### BRIEF
Repeat exactly each line of the data provided below.

### RECORDS PROVIDED
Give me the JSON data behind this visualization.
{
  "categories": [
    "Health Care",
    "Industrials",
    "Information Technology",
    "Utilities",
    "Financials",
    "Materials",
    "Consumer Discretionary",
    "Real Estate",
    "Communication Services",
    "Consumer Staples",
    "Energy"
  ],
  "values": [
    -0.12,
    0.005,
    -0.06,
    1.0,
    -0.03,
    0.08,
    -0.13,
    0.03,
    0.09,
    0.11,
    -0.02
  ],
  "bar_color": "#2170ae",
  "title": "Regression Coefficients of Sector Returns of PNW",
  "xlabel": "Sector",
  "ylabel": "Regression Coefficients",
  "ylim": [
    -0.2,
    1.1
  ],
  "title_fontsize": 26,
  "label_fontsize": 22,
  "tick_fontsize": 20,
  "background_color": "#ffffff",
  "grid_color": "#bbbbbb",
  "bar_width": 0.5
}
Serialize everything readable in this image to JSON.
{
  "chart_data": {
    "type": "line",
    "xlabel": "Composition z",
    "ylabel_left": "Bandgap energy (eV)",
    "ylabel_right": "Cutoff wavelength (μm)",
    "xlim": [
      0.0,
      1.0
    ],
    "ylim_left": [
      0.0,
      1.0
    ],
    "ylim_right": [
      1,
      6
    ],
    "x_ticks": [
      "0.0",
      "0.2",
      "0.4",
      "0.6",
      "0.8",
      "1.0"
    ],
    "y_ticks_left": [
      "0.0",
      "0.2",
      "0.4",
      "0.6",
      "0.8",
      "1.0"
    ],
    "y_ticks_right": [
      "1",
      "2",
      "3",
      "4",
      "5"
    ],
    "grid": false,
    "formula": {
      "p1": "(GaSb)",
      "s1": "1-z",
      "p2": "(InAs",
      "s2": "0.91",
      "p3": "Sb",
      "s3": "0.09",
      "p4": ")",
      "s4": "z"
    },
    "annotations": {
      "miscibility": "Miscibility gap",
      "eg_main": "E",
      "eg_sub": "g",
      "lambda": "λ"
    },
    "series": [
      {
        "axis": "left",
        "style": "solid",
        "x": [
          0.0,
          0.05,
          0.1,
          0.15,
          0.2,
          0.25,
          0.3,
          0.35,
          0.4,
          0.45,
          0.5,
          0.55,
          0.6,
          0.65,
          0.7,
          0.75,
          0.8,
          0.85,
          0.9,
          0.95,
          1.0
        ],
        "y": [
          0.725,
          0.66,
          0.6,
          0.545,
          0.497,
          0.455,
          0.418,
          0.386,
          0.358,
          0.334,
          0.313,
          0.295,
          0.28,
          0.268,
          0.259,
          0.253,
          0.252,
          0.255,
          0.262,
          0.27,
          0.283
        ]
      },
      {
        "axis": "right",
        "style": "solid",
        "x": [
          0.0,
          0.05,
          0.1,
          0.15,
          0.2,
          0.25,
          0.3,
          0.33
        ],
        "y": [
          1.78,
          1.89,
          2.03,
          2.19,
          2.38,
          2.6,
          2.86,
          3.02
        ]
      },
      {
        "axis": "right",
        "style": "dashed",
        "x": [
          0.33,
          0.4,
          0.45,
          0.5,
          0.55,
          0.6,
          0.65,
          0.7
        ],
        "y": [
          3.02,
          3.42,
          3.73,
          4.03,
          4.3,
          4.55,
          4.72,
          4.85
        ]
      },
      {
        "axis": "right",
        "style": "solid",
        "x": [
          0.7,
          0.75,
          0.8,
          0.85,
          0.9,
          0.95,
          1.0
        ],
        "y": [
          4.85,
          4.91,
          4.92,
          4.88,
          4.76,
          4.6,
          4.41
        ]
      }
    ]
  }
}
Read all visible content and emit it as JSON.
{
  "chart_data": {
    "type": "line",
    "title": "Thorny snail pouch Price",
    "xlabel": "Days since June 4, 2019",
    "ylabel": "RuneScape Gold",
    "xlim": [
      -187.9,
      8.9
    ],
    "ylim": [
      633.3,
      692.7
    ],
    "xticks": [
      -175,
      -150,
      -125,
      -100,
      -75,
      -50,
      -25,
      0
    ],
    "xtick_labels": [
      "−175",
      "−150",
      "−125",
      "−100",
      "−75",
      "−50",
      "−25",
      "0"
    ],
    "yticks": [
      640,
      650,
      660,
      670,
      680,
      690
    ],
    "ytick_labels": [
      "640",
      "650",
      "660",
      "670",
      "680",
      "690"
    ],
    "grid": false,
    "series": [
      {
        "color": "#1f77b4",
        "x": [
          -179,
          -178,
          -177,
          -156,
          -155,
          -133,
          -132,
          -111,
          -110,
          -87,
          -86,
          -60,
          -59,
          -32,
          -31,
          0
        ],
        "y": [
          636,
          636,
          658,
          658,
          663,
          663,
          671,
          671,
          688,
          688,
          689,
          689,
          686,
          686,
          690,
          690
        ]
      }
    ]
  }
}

### IN RESPONSE
Give me the JSON data behind this visualization.
{
  "categories": [
    "Health Care",
    "Industrials",
    "Information Technology",
    "Utilities",
    "Financials",
    "Materials",
    "Consumer Discretionary",
    "Real Estate",
    "Communication Services",
    "Consumer Staples",
    "Energy"
  ],
  "values": [
    -0.12,
    0.005,
    -0.06,
    1.0,
    -0.03,
    0.08,
    -0.13,
    0.03,
    0.09,
    0.11,
    -0.02
  ],
  "bar_color": "#2170ae",
  "title": "Regression Coefficients of Sector Returns of PNW",
  "xlabel": "Sector",
  "ylabel": "Regression Coefficients",
  "ylim": [
    -0.2,
    1.1
  ],
  "title_fontsize": 26,
  "label_fontsize": 22,
  "tick_fontsize": 20,
  "background_color": "#ffffff",
  "grid_color": "#bbbbbb",
  "bar_width": 0.5
}
Serialize everything readable in this image to JSON.
{
  "chart_data": {
    "type": "line",
    "xlabel": "Composition z",
    "ylabel_left": "Bandgap energy (eV)",
    "ylabel_right": "Cutoff wavelength (μm)",
    "xlim": [
      0.0,
      1.0
    ],
    "ylim_left": [
      0.0,
      1.0
    ],
    "ylim_right": [
      1,
      6
    ],
    "x_ticks": [
      "0.0",
      "0.2",
      "0.4",
      "0.6",
      "0.8",
      "1.0"
    ],
    "y_ticks_left": [
      "0.0",
      "0.2",
      "0.4",
      "0.6",
      "0.8",
      "1.0"
    ],
    "y_ticks_right": [
      "1",
      "2",
      "3",
      "4",
      "5"
    ],
    "grid": false,
    "formula": {
      "p1": "(GaSb)",
      "s1": "1-z",
      "p2": "(InAs",
      "s2": "0.91",
      "p3": "Sb",
      "s3": "0.09",
      "p4": ")",
      "s4": "z"
    },
    "annotations": {
      "miscibility": "Miscibility gap",
      "eg_main": "E",
      "eg_sub": "g",
      "lambda": "λ"
    },
    "series": [
      {
        "axis": "left",
        "style": "solid",
        "x": [
          0.0,
          0.05,
          0.1,
          0.15,
          0.2,
          0.25,
          0.3,
          0.35,
          0.4,
          0.45,
          0.5,
          0.55,
          0.6,
          0.65,
          0.7,
          0.75,
          0.8,
          0.85,
          0.9,
          0.95,
          1.0
        ],
        "y": [
          0.725,
          0.66,
          0.6,
          0.545,
          0.497,
          0.455,
          0.418,
          0.386,
          0.358,
          0.334,
          0.313,
          0.295,
          0.28,
          0.268,
          0.259,
          0.253,
          0.252,
          0.255,
          0.262,
          0.27,
          0.283
        ]
      },
      {
        "axis": "right",
        "style": "solid",
        "x": [
          0.0,
          0.05,
          0.1,
          0.15,
          0.2,
          0.25,
          0.3,
          0.33
        ],
        "y": [
          1.78,
          1.89,
          2.03,
          2.19,
          2.38,
          2.6,
          2.86,
          3.02
        ]
      },
      {
        "axis": "right",
        "style": "dashed",
        "x": [
          0.33,
          0.4,
          0.45,
          0.5,
          0.55,
          0.6,
          0.65,
          0.7
        ],
        "y": [
          3.02,
          3.42,
          3.73,
          4.03,
          4.3,
          4.55,
          4.72,
          4.85
        ]
      },
      {
        "axis": "right",
        "style": "solid",
        "x": [
          0.7,
          0.75,
          0.8,
          0.85,
          0.9,
          0.95,
          1.0
        ],
        "y": [
          4.85,
          4.91,
          4.92,
          4.88,
          4.76,
          4.6,
          4.41
        ]
      }
    ]
  }
}
Read all visible content and emit it as JSON.
{
  "chart_data": {
    "type": "line",
    "title": "Thorny snail pouch Price",
    "xlabel": "Days since June 4, 2019",
    "ylabel": "RuneScape Gold",
    "xlim": [
      -187.9,
      8.9
    ],
    "ylim": [
      633.3,
      692.7
    ],
    "xticks": [
      -175,
      -150,
      -125,
      -100,
      -75,
      -50,
      -25,
      0
    ],
    "xtick_labels": [
      "−175",
      "−150",
      "−125",
      "−100",
      "−75",
      "−50",
      "−25",
      "0"
    ],
    "yticks": [
      640,
      650,
      660,
      670,
      680,
      690
    ],
    "ytick_labels": [
      "640",
      "650",
      "660",
      "670",
      "680",
      "690"
    ],
    "grid": false,
    "series": [
      {
        "color": "#1f77b4",
        "x": [
          -179,
          -178,
          -177,
          -156,
          -155,
          -133,
          -132,
          -111,
          -110,
          -87,
          -86,
          -60,
          -59,
          -32,
          -31,
          0
        ],
        "y": [
          636,
          636,
          658,
          658,
          663,
          663,
          671,
          671,
          688,
          688,
          689,
          689,
          686,
          686,
          690,
          690
        ]
      }
    ]
  }
}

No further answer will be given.